Rows from a dataset
┄┄┄┄┄┄┄┄┄┄
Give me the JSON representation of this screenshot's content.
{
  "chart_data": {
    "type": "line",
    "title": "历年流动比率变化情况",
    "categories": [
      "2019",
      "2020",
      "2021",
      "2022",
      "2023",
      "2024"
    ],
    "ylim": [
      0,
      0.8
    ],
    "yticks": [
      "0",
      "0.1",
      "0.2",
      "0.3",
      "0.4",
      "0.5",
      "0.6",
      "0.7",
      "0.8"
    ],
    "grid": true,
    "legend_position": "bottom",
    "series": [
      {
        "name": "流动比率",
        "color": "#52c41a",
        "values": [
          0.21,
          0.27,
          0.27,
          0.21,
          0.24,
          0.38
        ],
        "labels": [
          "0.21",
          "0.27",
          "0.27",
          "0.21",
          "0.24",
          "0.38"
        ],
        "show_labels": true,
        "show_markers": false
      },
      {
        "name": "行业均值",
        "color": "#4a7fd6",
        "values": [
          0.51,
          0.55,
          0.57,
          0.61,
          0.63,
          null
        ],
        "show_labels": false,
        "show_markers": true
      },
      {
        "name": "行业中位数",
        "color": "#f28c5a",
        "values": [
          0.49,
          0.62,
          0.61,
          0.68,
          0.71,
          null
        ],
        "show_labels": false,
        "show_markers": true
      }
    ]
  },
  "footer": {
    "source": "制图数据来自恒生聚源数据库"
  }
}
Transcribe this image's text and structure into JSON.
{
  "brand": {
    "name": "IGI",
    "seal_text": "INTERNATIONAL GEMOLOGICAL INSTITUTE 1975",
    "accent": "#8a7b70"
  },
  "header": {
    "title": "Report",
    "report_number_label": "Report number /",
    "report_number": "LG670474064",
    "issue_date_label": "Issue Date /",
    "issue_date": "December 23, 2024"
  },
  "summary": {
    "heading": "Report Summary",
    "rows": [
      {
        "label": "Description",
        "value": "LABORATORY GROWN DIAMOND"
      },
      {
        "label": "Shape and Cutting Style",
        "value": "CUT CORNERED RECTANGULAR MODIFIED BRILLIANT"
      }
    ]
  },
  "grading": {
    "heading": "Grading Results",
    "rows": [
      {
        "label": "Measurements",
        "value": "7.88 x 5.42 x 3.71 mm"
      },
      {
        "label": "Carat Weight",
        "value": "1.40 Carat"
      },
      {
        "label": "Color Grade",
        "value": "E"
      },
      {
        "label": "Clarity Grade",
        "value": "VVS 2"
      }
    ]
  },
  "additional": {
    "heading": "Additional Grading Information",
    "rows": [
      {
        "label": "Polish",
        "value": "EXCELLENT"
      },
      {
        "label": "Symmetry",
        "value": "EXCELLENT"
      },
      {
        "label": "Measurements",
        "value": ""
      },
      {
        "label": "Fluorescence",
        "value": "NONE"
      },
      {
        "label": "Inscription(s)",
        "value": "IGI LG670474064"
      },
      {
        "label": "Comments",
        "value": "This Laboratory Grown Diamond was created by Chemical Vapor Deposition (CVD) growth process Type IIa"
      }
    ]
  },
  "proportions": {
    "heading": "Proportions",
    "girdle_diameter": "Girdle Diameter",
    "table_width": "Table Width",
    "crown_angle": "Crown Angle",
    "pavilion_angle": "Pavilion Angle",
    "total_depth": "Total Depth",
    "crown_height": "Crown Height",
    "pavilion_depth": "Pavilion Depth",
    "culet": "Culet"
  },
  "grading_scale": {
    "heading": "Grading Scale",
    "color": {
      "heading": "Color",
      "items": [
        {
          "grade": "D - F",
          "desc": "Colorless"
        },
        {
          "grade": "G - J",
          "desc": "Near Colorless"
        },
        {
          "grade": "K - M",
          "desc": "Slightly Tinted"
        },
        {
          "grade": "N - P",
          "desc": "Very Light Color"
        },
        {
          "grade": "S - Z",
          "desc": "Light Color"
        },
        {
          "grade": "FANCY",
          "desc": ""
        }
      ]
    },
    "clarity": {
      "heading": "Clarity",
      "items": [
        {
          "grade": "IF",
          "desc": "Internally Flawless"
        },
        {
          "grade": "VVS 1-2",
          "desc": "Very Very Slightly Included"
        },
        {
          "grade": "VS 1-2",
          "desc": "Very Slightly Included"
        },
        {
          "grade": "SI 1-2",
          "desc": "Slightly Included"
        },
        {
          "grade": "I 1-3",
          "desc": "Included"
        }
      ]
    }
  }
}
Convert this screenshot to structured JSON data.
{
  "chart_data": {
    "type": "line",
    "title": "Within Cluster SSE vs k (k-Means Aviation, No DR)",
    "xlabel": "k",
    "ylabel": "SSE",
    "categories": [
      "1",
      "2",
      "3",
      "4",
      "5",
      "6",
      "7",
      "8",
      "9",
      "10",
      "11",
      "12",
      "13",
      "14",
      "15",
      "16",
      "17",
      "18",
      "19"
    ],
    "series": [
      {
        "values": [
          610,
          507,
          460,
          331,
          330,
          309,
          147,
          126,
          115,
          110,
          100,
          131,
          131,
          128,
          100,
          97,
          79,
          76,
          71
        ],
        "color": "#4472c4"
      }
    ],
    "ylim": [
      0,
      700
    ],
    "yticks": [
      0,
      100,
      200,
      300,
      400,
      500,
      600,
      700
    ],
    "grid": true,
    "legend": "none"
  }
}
┄┄┄┄┄┄┄┄┄┄
» WHAT THE TASK ASKS: Retype every record above exactly as written.

» THE REPLY:
Give me the JSON representation of this screenshot's content.
{
  "chart_data": {
    "type": "line",
    "title": "历年流动比率变化情况",
    "categories": [
      "2019",
      "2020",
      "2021",
      "2022",
      "2023",
      "2024"
    ],
    "ylim": [
      0,
      0.8
    ],
    "yticks": [
      "0",
      "0.1",
      "0.2",
      "0.3",
      "0.4",
      "0.5",
      "0.6",
      "0.7",
      "0.8"
    ],
    "grid": true,
    "legend_position": "bottom",
    "series": [
      {
        "name": "流动比率",
        "color": "#52c41a",
        "values": [
          0.21,
          0.27,
          0.27,
          0.21,
          0.24,
          0.38
        ],
        "labels": [
          "0.21",
          "0.27",
          "0.27",
          "0.21",
          "0.24",
          "0.38"
        ],
        "show_labels": true,
        "show_markers": false
      },
      {
        "name": "行业均值",
        "color": "#4a7fd6",
        "values": [
          0.51,
          0.55,
          0.57,
          0.61,
          0.63,
          null
        ],
        "show_labels": false,
        "show_markers": true
      },
      {
        "name": "行业中位数",
        "color": "#f28c5a",
        "values": [
          0.49,
          0.62,
          0.61,
          0.68,
          0.71,
          null
        ],
        "show_labels": false,
        "show_markers": true
      }
    ]
  },
  "footer": {
    "source": "制图数据来自恒生聚源数据库"
  }
}
Transcribe this image's text and structure into JSON.
{
  "brand": {
    "name": "IGI",
    "seal_text": "INTERNATIONAL GEMOLOGICAL INSTITUTE 1975",
    "accent": "#8a7b70"
  },
  "header": {
    "title": "Report",
    "report_number_label": "Report number /",
    "report_number": "LG670474064",
    "issue_date_label": "Issue Date /",
    "issue_date": "December 23, 2024"
  },
  "summary": {
    "heading": "Report Summary",
    "rows": [
      {
        "label": "Description",
        "value": "LABORATORY GROWN DIAMOND"
      },
      {
        "label": "Shape and Cutting Style",
        "value": "CUT CORNERED RECTANGULAR MODIFIED BRILLIANT"
      }
    ]
  },
  "grading": {
    "heading": "Grading Results",
    "rows": [
      {
        "label": "Measurements",
        "value": "7.88 x 5.42 x 3.71 mm"
      },
      {
        "label": "Carat Weight",
        "value": "1.40 Carat"
      },
      {
        "label": "Color Grade",
        "value": "E"
      },
      {
        "label": "Clarity Grade",
        "value": "VVS 2"
      }
    ]
  },
  "additional": {
    "heading": "Additional Grading Information",
    "rows": [
      {
        "label": "Polish",
        "value": "EXCELLENT"
      },
      {
        "label": "Symmetry",
        "value": "EXCELLENT"
      },
      {
        "label": "Measurements",
        "value": ""
      },
      {
        "label": "Fluorescence",
        "value": "NONE"
      },
      {
        "label": "Inscription(s)",
        "value": "IGI LG670474064"
      },
      {
        "label": "Comments",
        "value": "This Laboratory Grown Diamond was created by Chemical Vapor Deposition (CVD) growth process Type IIa"
      }
    ]
  },
  "proportions": {
    "heading": "Proportions",
    "girdle_diameter": "Girdle Diameter",
    "table_width": "Table Width",
    "crown_angle": "Crown Angle",
    "pavilion_angle": "Pavilion Angle",
    "total_depth": "Total Depth",
    "crown_height": "Crown Height",
    "pavilion_depth": "Pavilion Depth",
    "culet": "Culet"
  },
  "grading_scale": {
    "heading": "Grading Scale",
    "color": {
      "heading": "Color",
      "items": [
        {
          "grade": "D - F",
          "desc": "Colorless"
        },
        {
          "grade": "G - J",
          "desc": "Near Colorless"
        },
        {
          "grade": "K - M",
          "desc": "Slightly Tinted"
        },
        {
          "grade": "N - P",
          "desc": "Very Light Color"
        },
        {
          "grade": "S - Z",
          "desc": "Light Color"
        },
        {
          "grade": "FANCY",
          "desc": ""
        }
      ]
    },
    "clarity": {
      "heading": "Clarity",
      "items": [
        {
          "grade": "IF",
          "desc": "Internally Flawless"
        },
        {
          "grade": "VVS 1-2",
          "desc": "Very Very Slightly Included"
        },
        {
          "grade": "VS 1-2",
          "desc": "Very Slightly Included"
        },
        {
          "grade": "SI 1-2",
          "desc": "Slightly Included"
        },
        {
          "grade": "I 1-3",
          "desc": "Included"
        }
      ]
    }
  }
}
Convert this screenshot to structured JSON data.
{
  "chart_data": {
    "type": "line",
    "title": "Within Cluster SSE vs k (k-Means Aviation, No DR)",
    "xlabel": "k",
    "ylabel": "SSE",
    "categories": [
      "1",
      "2",
      "3",
      "4",
      "5",
      "6",
      "7",
      "8",
      "9",
      "10",
      "11",
      "12",
      "13",
      "14",
      "15",
      "16",
      "17",
      "18",
      "19"
    ],
    "series": [
      {
        "values": [
          610,
          507,
          460,
          331,
          330,
          309,
          147,
          126,
          115,
          110,
          100,
          131,
          131,
          128,
          100,
          97,
          79,
          76,
          71
        ],
        "color": "#4472c4"
      }
    ],
    "ylim": [
      0,
      700
    ],
    "yticks": [
      0,
      100,
      200,
      300,
      400,
      500,
      600,
      700
    ],
    "grid": true,
    "legend": "none"
  }
}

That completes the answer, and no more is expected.